STATED TASK:
Images are excluded; otherwise, output every record exactly.

##############################

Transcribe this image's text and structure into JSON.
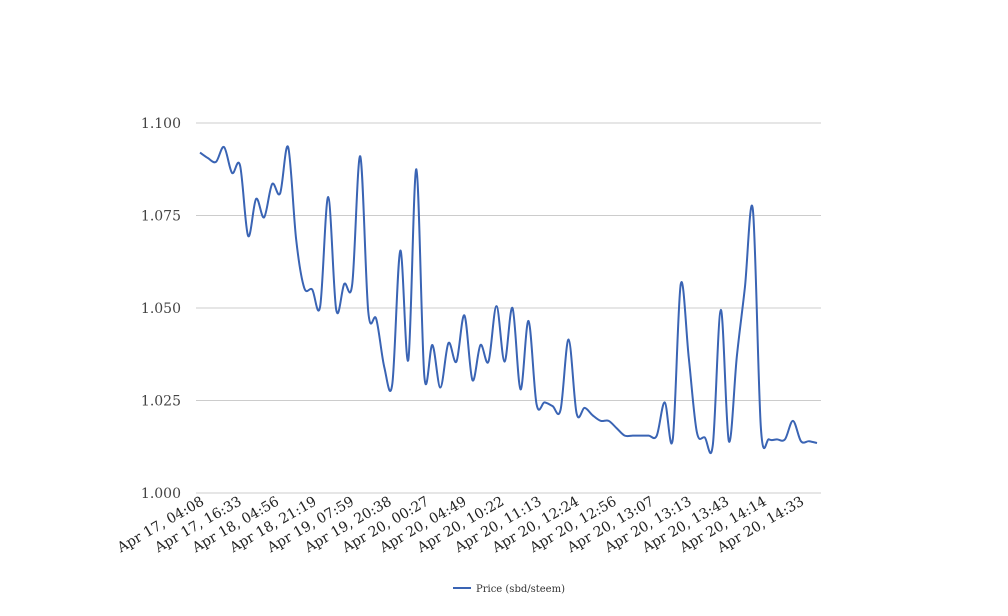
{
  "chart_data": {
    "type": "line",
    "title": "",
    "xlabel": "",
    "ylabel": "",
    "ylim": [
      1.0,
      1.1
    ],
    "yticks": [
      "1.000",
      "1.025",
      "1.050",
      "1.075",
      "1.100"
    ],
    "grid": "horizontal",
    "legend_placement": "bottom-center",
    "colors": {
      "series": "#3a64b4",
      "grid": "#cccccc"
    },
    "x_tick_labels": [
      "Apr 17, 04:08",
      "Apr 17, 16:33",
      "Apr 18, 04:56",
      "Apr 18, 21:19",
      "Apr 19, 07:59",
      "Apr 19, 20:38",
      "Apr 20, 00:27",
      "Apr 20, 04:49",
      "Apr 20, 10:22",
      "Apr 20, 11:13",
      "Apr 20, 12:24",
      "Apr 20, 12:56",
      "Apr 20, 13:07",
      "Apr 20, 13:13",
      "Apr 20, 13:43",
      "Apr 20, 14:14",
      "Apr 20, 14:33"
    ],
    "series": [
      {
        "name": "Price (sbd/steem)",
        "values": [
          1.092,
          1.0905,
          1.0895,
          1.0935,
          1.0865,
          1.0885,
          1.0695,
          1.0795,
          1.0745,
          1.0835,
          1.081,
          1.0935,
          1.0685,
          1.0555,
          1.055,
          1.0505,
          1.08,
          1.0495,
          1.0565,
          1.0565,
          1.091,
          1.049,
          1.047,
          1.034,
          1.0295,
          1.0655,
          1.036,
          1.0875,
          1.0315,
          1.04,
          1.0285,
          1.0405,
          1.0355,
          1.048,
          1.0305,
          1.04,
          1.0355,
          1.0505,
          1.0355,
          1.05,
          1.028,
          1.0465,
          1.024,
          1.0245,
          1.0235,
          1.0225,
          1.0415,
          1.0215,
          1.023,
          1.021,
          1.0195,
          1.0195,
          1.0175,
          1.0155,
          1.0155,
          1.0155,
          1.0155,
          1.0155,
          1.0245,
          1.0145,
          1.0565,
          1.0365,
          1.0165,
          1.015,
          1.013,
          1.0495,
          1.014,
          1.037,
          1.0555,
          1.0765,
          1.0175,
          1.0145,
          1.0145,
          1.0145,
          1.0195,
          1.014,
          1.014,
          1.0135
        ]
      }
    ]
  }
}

##############################

EXERCISE RESULT:
Transcribe this image's text and structure into JSON.
{
  "chart_data": {
    "type": "line",
    "title": "",
    "xlabel": "",
    "ylabel": "",
    "ylim": [
      1.0,
      1.1
    ],
    "yticks": [
      "1.000",
      "1.025",
      "1.050",
      "1.075",
      "1.100"
    ],
    "grid": "horizontal",
    "legend_placement": "bottom-center",
    "colors": {
      "series": "#3a64b4",
      "grid": "#cccccc"
    },
    "x_tick_labels": [
      "Apr 17, 04:08",
      "Apr 17, 16:33",
      "Apr 18, 04:56",
      "Apr 18, 21:19",
      "Apr 19, 07:59",
      "Apr 19, 20:38",
      "Apr 20, 00:27",
      "Apr 20, 04:49",
      "Apr 20, 10:22",
      "Apr 20, 11:13",
      "Apr 20, 12:24",
      "Apr 20, 12:56",
      "Apr 20, 13:07",
      "Apr 20, 13:13",
      "Apr 20, 13:43",
      "Apr 20, 14:14",
      "Apr 20, 14:33"
    ],
    "series": [
      {
        "name": "Price (sbd/steem)",
        "values": [
          1.092,
          1.0905,
          1.0895,
          1.0935,
          1.0865,
          1.0885,
          1.0695,
          1.0795,
          1.0745,
          1.0835,
          1.081,
          1.0935,
          1.0685,
          1.0555,
          1.055,
          1.0505,
          1.08,
          1.0495,
          1.0565,
          1.0565,
          1.091,
          1.049,
          1.047,
          1.034,
          1.0295,
          1.0655,
          1.036,
          1.0875,
          1.0315,
          1.04,
          1.0285,
          1.0405,
          1.0355,
          1.048,
          1.0305,
          1.04,
          1.0355,
          1.0505,
          1.0355,
          1.05,
          1.028,
          1.0465,
          1.024,
          1.0245,
          1.0235,
          1.0225,
          1.0415,
          1.0215,
          1.023,
          1.021,
          1.0195,
          1.0195,
          1.0175,
          1.0155,
          1.0155,
          1.0155,
          1.0155,
          1.0155,
          1.0245,
          1.0145,
          1.0565,
          1.0365,
          1.0165,
          1.015,
          1.013,
          1.0495,
          1.014,
          1.037,
          1.0555,
          1.0765,
          1.0175,
          1.0145,
          1.0145,
          1.0145,
          1.0195,
          1.014,
          1.014,
          1.0135
        ]
      }
    ]
  }
}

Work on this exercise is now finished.